▶ **Your goal**: Write out all of the data exactly as it appears.
* * * * *
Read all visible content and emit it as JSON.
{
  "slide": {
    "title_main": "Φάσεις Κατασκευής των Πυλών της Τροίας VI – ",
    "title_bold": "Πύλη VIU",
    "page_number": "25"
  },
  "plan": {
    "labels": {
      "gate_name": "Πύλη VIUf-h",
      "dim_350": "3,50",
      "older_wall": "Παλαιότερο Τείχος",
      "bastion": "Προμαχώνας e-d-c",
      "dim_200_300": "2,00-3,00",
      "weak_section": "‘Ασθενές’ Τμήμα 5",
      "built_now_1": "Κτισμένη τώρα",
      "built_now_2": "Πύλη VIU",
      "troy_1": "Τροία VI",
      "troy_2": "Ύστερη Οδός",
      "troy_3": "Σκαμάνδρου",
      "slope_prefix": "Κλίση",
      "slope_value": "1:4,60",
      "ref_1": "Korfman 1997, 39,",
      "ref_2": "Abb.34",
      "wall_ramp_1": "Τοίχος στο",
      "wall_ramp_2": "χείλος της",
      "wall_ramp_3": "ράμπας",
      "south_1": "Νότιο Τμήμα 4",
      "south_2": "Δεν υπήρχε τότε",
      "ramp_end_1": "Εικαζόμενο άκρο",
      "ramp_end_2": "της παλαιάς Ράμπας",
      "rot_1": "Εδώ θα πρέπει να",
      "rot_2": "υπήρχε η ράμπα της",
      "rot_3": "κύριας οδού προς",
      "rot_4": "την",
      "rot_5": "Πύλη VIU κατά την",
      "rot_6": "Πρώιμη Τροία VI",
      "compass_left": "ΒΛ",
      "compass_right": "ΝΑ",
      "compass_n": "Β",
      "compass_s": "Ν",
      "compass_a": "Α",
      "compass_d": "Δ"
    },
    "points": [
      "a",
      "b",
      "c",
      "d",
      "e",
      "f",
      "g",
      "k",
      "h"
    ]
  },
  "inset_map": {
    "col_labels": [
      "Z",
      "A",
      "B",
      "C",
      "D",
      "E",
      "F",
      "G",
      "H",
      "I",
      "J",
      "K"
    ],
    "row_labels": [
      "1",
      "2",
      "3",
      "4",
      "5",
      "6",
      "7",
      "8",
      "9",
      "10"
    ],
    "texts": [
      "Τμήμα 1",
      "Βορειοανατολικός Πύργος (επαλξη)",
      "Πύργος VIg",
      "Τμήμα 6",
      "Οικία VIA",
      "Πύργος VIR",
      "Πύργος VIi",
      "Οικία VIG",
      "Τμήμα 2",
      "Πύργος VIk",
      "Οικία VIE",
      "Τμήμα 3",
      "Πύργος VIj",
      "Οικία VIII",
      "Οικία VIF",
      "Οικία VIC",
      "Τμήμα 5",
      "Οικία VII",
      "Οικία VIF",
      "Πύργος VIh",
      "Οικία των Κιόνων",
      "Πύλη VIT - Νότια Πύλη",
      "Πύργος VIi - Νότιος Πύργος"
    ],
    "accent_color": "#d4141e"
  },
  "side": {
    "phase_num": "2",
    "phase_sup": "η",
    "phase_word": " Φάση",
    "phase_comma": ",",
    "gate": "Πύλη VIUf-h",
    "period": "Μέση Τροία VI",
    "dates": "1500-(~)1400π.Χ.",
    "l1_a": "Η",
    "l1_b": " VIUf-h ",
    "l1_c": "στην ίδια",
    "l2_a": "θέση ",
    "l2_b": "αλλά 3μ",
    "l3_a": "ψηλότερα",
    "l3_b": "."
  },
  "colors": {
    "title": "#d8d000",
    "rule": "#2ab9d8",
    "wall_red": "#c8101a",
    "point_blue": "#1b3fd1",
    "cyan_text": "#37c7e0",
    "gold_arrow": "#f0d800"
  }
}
* * * * *
▶ **Correct output**:
Read all visible content and emit it as JSON.
{
  "slide": {
    "title_main": "Φάσεις Κατασκευής των Πυλών της Τροίας VI – ",
    "title_bold": "Πύλη VIU",
    "page_number": "25"
  },
  "plan": {
    "labels": {
      "gate_name": "Πύλη VIUf-h",
      "dim_350": "3,50",
      "older_wall": "Παλαιότερο Τείχος",
      "bastion": "Προμαχώνας e-d-c",
      "dim_200_300": "2,00-3,00",
      "weak_section": "‘Ασθενές’ Τμήμα 5",
      "built_now_1": "Κτισμένη τώρα",
      "built_now_2": "Πύλη VIU",
      "troy_1": "Τροία VI",
      "troy_2": "Ύστερη Οδός",
      "troy_3": "Σκαμάνδρου",
      "slope_prefix": "Κλίση",
      "slope_value": "1:4,60",
      "ref_1": "Korfman 1997, 39,",
      "ref_2": "Abb.34",
      "wall_ramp_1": "Τοίχος στο",
      "wall_ramp_2": "χείλος της",
      "wall_ramp_3": "ράμπας",
      "south_1": "Νότιο Τμήμα 4",
      "south_2": "Δεν υπήρχε τότε",
      "ramp_end_1": "Εικαζόμενο άκρο",
      "ramp_end_2": "της παλαιάς Ράμπας",
      "rot_1": "Εδώ θα πρέπει να",
      "rot_2": "υπήρχε η ράμπα της",
      "rot_3": "κύριας οδού προς",
      "rot_4": "την",
      "rot_5": "Πύλη VIU κατά την",
      "rot_6": "Πρώιμη Τροία VI",
      "compass_left": "ΒΛ",
      "compass_right": "ΝΑ",
      "compass_n": "Β",
      "compass_s": "Ν",
      "compass_a": "Α",
      "compass_d": "Δ"
    },
    "points": [
      "a",
      "b",
      "c",
      "d",
      "e",
      "f",
      "g",
      "k",
      "h"
    ]
  },
  "inset_map": {
    "col_labels": [
      "Z",
      "A",
      "B",
      "C",
      "D",
      "E",
      "F",
      "G",
      "H",
      "I",
      "J",
      "K"
    ],
    "row_labels": [
      "1",
      "2",
      "3",
      "4",
      "5",
      "6",
      "7",
      "8",
      "9",
      "10"
    ],
    "texts": [
      "Τμήμα 1",
      "Βορειοανατολικός Πύργος (επαλξη)",
      "Πύργος VIg",
      "Τμήμα 6",
      "Οικία VIA",
      "Πύργος VIR",
      "Πύργος VIi",
      "Οικία VIG",
      "Τμήμα 2",
      "Πύργος VIk",
      "Οικία VIE",
      "Τμήμα 3",
      "Πύργος VIj",
      "Οικία VIII",
      "Οικία VIF",
      "Οικία VIC",
      "Τμήμα 5",
      "Οικία VII",
      "Οικία VIF",
      "Πύργος VIh",
      "Οικία των Κιόνων",
      "Πύλη VIT - Νότια Πύλη",
      "Πύργος VIi - Νότιος Πύργος"
    ],
    "accent_color": "#d4141e"
  },
  "side": {
    "phase_num": "2",
    "phase_sup": "η",
    "phase_word": " Φάση",
    "phase_comma": ",",
    "gate": "Πύλη VIUf-h",
    "period": "Μέση Τροία VI",
    "dates": "1500-(~)1400π.Χ.",
    "l1_a": "Η",
    "l1_b": " VIUf-h ",
    "l1_c": "στην ίδια",
    "l2_a": "θέση ",
    "l2_b": "αλλά 3μ",
    "l3_a": "ψηλότερα",
    "l3_b": "."
  },
  "colors": {
    "title": "#d8d000",
    "rule": "#2ab9d8",
    "wall_red": "#c8101a",
    "point_blue": "#1b3fd1",
    "cyan_text": "#37c7e0",
    "gold_arrow": "#f0d800"
  }
}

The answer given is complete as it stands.